Consignas del ejercicio
**a.** Reduzca a una lista breve el párrafo del fragmento del texto sobre Costa Rica y El Salvador que comienza con «Esas prácticas», sin omitir sus datos principales.
**b.** Prosiga el fragmento del texto sobre Costa Rica y El Salvador a partir de su última oración.

El caso costarricense ha sido paradigmático. La proscripción del ejército en el texto constitucional de 1949 (numeral 12), un aceptable reparto de la riqueza y una inversión social alta fueron importantes desincentivadores[2] para los conflictos armados durante la segunda mitad del siglo XX; esos frenos no estuvieron presentes en las otras repúblicas hermanas.

No obstante, esa excepcionalidad se ha ido desdibujando conforme los números -para el grueso de los habitantes- se tornan rojos y los ingresos insuficientes[3]. El Estado de la Nación, en su edición de 2019, advertía cómo nuestro país mostraba una “caída drástica” en la aprobación de las personas con los “tres mitos fundacionales de la comunidad nacional”, dentro de los que se encuentra: Costa Rica como país libre y democrático (PEN, 2019, p. 54).

Con todas las diferencias del pasado colonial y postindependentista, que nos llevaron por caminos igualmente distintos, pareciera que llegamos al mismo punto: sociedades desiguales con necesidades básicas insatisfechas que, consecuentemente, aumentan los niveles de violencia y preferencia por los autoritarismos.

Un ejemplo claro de cómo personajes particulares se aprovechan de ese contexto se encuentra en el planteamiento de Cristancho y Rivera (2021), quienes muestran cómo Bukele -en El Salvador- capitalizó la inseguridad para construir un discurso que legitima acciones del ejército en el ámbito civil (persecución de delitos) y que lo coloca como figura central, heroica, en la lucha contra las pandillas.

La participación de las fuerzas armadas en la vida cotidiana de las personas es una excepcionalidad dentro de la partitura democrática[4]; empero, los salvadoreños lo han naturalizado e incluso incorporado como un deseable por su efecto virtuoso: retorno de la seguridad a las calles (pese a que el precio por pagar sea los derechos humanos de los presuntos infractores). Esa transacción de las prerrogativas fundamentales de los otros (como el debido proceso o un encierro en condiciones dignas) por la tranquilidad propia es posible en un ámbito en el que hay un enemigo común (las maras) al cual se ha deshumanizado.

Ese proceder es aceptado por el colectivo en tanto se entiende que el sistema político democrático (con sus garantías y accionar policial no militar) no fue capaz de atender el fenómeno. Así, el presidente, como comandante en jefe, se coloca en una posición mesiánica que, valga decir, se proyecta con una estrategia de comunicación por redes sociales que hace sentir cercanía e inmediatez.

Esas prácticas -antidemocráticas por definición- atienden un problema inmediato (violencia e inseguridad), pero, en el fondo, su causa mediata no es tratada: falta de democracia económica. Según lo expone Demoscopía (2007), los pandilleros suelen ser sujetos de núcleos familiares desintegrados (algunos a consecuencia de las muertes de las guerras centroamericanas) y de espacios urbano-marginales donde el Estado abdicó de su responsabilidad de generar políticas sociales. Son víctimas de transformaciones económicas que han agravado la inequidad.

Datos proporcionados
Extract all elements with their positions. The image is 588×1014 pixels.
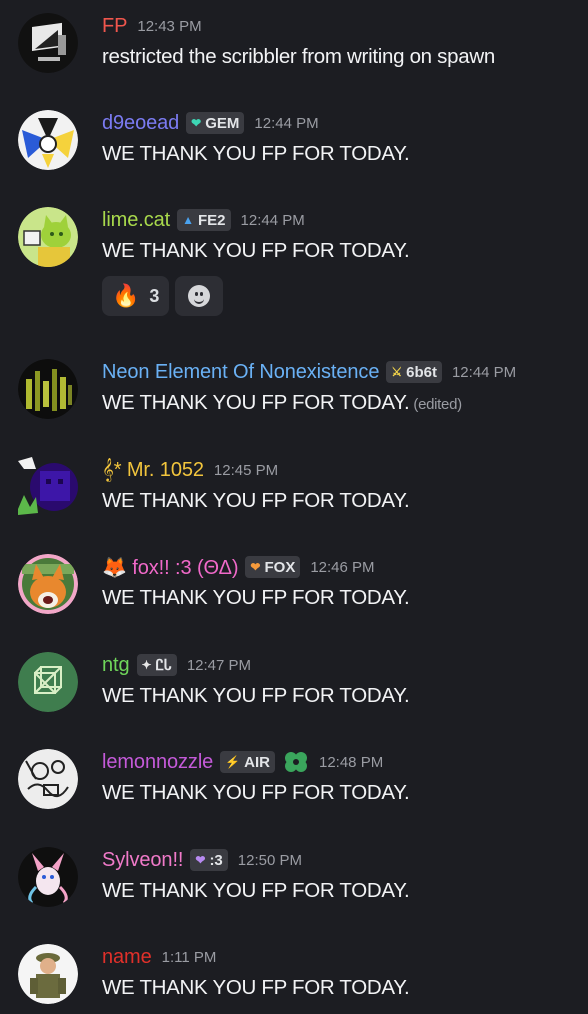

* * *

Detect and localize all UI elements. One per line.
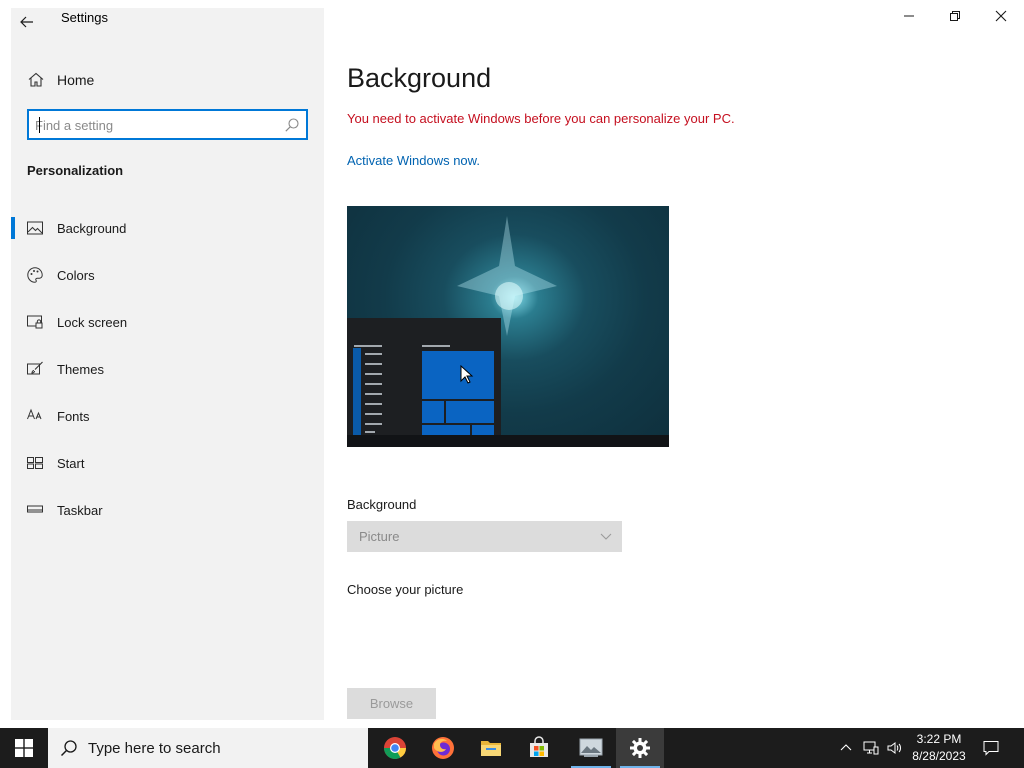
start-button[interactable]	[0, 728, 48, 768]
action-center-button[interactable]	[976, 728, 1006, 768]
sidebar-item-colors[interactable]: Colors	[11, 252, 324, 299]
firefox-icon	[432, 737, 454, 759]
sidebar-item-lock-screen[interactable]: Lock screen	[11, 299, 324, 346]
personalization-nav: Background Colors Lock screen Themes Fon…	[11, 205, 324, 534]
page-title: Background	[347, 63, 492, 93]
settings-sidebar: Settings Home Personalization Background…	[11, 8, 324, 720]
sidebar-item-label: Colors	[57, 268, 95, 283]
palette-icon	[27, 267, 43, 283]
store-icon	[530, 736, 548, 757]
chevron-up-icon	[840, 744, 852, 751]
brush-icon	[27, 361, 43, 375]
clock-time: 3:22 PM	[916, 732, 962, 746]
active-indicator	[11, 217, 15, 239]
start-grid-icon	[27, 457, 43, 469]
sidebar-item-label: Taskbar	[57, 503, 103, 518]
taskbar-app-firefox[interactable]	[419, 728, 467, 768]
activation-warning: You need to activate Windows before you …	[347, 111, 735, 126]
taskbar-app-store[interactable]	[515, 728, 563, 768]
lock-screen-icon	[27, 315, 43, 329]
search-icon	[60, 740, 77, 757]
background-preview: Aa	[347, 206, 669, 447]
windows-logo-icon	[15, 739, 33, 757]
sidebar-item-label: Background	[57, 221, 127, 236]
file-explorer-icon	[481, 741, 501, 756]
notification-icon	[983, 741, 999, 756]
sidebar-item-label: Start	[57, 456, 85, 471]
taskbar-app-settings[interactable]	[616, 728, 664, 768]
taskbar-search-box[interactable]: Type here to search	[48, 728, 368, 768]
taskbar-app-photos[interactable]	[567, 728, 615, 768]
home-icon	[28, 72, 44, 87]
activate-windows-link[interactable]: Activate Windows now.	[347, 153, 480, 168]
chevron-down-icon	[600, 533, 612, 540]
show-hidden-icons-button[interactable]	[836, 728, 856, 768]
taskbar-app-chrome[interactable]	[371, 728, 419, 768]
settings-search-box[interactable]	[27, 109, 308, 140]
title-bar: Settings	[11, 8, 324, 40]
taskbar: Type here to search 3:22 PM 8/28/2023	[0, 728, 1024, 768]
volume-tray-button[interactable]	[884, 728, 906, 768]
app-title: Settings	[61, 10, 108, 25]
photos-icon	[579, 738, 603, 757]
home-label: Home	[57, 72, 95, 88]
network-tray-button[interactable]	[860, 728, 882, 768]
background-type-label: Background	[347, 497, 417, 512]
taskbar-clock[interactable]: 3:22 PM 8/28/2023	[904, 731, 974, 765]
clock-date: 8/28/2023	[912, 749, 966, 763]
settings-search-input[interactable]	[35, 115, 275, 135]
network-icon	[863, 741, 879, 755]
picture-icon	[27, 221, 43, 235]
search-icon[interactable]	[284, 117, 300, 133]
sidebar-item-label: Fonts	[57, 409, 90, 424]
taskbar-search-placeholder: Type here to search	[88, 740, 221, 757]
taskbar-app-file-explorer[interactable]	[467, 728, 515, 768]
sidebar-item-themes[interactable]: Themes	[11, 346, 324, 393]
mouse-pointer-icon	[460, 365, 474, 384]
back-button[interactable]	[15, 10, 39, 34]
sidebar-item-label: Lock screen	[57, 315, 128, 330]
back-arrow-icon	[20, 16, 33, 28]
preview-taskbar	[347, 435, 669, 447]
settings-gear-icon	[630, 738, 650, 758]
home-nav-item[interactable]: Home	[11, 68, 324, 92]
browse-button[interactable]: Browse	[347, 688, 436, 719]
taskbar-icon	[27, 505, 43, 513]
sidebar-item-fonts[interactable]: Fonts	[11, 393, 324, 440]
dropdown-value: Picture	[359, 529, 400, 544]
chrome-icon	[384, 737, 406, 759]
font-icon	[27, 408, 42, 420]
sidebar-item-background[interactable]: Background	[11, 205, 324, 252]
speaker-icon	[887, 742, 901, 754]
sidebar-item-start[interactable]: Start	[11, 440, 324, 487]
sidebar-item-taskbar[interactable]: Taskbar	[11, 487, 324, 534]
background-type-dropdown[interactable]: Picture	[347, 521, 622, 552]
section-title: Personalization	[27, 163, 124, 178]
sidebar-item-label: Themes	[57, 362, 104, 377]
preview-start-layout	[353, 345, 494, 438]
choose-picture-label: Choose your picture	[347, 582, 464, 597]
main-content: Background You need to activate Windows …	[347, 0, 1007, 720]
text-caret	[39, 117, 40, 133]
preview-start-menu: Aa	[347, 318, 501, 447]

Resultados finales
**a.**
- Las prácticas antidemocráticas atienden un problema inmediato (violencia e inseguridad), pero no tratan su causa mediata: la falta de democracia económica.
- Según Demoscopía (2007), los pandilleros suelen provenir de núcleos familiares desintegrados, algunos a consecuencia de las muertes de las guerras centroamericanas.
- También provienen de espacios urbano-marginales donde el Estado abdicó de su responsabilidad de generar políticas sociales.
- Son víctimas de transformaciones económicas que han agravado la inequidad.

**b.**
En Costa Rica, si bien no se han emprendido acciones de la magnitud vista en el escenario salvadoreño, sí se han adoptado procederes con algún parecido, como la utilización de redes sociales y, en general, la plataforma comunicativa del Gobierno para proyectar un liderazgo decidido, que toma decisiones, capaz de comerse la bronca y de actuar. En sus actitudes, el Ejecutivo costarricense ha mostrado un especial interés por el centralismo y por “una retórica de corte populista-autoritario” a decir de Cascante y Guzmán (2022, p. 133), signo de que también la sociedad ha ido variando sus preferencias electorales; eso sí, ese cambio se ha dado en un clima económico adverso (democracia política vs. democracia económica).

No puede dejarse de lado que el rito comicial culmina con la designación de las personas que hayan tenido el mayor favor electoral; la selección de gobernantes -en democracia- se hace por la cantidad de votos recibidos. La búsqueda del apoyo popular se encuentra en el ADN de las campañas; por ello, no deben satanizarse, per se, los esfuerzos para seducir el voto ciudadano.

Sin embargo, lo que llama la atención es que las tácticas y los relatos que se van hilvanando para lograr colocarse en el poder están incorporando, de un tiempo a esta parte, elementos que más bien suponen un plan de fuga de la democracia, hoja de ruta imposible en el pasado que hoy no pocos sectores entienden como una opción más.

Importa mencionar que ese accionar no es privativo de alguno de los extremos del espectro ideológico, en tanto izquierdas y derechas (en el mundo y en la región) se valen de un colectivo agotado por el empobrecimiento para sugerir primero e implementar después programas contrarios a conquistas que se entendían definitivas.

 

3. El autócrata de Naím y la situación regional

El autócrata 3P es una figura arquetípica que Moisés Naím -académico venezolano- desarrolla en su texto “La revancha de los poderosos” (2022); esa triada, que caracteriza a algunos de los individuos que se hacen del poder en la actualidad, la integran los populismos, la polarización y la posverdad. El fenómeno es global y, como tal, la región latinoamericana no está exenta de él; de hecho, Cascante y Guzmán (2022) han mostrado cómo, en la democracia más longeva de Iberoamérica de 2018 a la fecha, se han incrementado las propuestas políticas que incorporan esos tres elementos.

La preocupación de cientistas sociales en general está en estudiar las características de esas nuevas formas de construir candidatos y líderes, así como sus cursos de acción en campañas y estrategias de gobierno cuando ya ocupan los cargos públicos. Detrás de esos análisis hay una premisa que no siempre se explicita: este tipo de propuestas socavan las bases de la democracia y sus instituciones.

Tan interesante como preocupante es pensar que, pese al a priori antropológico y sociológico según el cual cada grupo humano genera sus propias dinámicas culturales, estamos reaccionando -como especie- de manera estandarizada a la precarización de las condiciones de vida, a las migraciones, al desempleo, al deterioro de los indicadores macroeconómicos de nuestros Estados y a un largo etcétera que provoca, como lo resume el título del libro de Castel (2010), un ascenso de las incertidumbres.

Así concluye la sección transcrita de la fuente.